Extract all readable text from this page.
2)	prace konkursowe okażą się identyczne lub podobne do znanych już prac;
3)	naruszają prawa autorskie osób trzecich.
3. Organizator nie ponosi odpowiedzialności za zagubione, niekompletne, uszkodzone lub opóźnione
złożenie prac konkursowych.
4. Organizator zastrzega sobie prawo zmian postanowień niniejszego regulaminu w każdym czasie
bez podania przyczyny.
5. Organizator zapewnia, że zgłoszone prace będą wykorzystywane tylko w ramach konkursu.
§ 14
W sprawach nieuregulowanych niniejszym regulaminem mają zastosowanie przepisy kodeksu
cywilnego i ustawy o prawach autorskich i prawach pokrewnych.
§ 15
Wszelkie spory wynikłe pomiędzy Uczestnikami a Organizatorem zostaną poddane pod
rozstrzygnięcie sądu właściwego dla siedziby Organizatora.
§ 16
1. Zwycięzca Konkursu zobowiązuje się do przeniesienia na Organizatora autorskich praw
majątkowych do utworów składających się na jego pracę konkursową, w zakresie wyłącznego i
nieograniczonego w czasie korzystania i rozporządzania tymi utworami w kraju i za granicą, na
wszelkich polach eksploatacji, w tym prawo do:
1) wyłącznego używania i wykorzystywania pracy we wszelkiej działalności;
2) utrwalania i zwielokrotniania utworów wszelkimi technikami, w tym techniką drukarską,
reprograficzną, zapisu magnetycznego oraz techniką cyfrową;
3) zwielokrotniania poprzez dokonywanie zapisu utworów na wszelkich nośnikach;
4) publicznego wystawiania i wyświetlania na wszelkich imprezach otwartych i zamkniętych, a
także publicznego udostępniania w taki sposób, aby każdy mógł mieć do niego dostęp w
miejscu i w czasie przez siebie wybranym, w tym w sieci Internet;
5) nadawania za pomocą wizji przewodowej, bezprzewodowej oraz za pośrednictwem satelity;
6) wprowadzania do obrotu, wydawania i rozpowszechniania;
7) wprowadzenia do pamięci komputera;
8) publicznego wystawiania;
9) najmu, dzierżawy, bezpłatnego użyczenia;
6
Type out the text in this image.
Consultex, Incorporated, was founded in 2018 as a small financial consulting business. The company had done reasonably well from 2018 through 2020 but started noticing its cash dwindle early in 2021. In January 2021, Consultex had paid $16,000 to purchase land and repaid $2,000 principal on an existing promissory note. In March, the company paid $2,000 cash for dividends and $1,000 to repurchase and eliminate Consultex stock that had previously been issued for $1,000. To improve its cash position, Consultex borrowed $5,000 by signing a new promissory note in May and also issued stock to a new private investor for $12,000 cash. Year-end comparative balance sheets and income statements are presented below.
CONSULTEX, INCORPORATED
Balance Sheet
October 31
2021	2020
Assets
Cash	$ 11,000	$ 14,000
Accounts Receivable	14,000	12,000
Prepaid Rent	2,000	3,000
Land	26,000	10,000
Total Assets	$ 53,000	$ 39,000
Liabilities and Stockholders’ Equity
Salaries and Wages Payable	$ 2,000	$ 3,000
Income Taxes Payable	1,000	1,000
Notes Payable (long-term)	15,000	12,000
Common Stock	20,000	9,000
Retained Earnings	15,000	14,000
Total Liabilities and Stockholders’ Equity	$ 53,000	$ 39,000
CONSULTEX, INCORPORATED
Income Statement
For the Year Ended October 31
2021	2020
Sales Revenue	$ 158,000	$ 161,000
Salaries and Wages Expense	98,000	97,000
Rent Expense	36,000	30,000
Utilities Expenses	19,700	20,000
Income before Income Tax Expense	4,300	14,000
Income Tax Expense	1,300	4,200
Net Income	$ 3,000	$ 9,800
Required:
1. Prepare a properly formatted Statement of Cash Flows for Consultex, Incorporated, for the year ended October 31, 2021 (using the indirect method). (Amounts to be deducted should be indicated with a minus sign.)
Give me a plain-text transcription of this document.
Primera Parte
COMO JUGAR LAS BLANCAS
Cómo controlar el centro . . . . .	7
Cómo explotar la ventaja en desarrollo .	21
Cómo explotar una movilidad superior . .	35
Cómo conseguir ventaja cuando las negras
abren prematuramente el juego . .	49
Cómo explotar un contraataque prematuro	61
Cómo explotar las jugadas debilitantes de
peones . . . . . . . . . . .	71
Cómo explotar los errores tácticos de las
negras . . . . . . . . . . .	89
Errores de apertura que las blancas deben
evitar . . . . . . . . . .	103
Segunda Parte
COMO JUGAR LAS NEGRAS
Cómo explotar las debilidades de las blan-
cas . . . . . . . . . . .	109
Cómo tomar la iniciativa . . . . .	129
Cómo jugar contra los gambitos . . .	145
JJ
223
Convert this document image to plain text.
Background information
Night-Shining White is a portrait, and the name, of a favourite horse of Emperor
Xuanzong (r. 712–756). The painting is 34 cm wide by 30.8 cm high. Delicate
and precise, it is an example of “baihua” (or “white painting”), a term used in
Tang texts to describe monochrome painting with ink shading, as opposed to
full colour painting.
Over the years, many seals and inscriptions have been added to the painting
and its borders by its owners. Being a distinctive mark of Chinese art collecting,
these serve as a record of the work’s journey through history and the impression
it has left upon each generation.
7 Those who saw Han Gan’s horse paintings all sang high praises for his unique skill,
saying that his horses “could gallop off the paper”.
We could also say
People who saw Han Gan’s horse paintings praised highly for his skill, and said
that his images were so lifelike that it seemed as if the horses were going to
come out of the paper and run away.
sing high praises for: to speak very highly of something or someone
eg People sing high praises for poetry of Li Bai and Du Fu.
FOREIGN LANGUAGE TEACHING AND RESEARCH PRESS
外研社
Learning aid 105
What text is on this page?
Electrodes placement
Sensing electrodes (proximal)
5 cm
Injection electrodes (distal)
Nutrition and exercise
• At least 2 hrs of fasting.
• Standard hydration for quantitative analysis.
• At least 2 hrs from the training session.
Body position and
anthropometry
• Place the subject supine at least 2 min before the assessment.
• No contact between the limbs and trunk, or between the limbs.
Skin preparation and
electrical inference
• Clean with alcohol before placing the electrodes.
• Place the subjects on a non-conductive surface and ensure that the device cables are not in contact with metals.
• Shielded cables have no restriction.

□ □ □

*WORK TO DO:* Extract, unchanged, the closing run of lines that opens with the line containing "What text is on this page?" and ends with the last line.

*RESULT:*
What text is on this page?
Electrodes placement
Sensing electrodes (proximal)
5 cm
Injection electrodes (distal)
Nutrition and exercise
• At least 2 hrs of fasting.
• Standard hydration for quantitative analysis.
• At least 2 hrs from the training session.
Body position and
anthropometry
• Place the subject supine at least 2 min before the assessment.
• No contact between the limbs and trunk, or between the limbs.
Skin preparation and
electrical inference
• Clean with alcohol before placing the electrodes.
• Place the subjects on a non-conductive surface and ensure that the device cables are not in contact with metals.
• Shielded cables have no restriction.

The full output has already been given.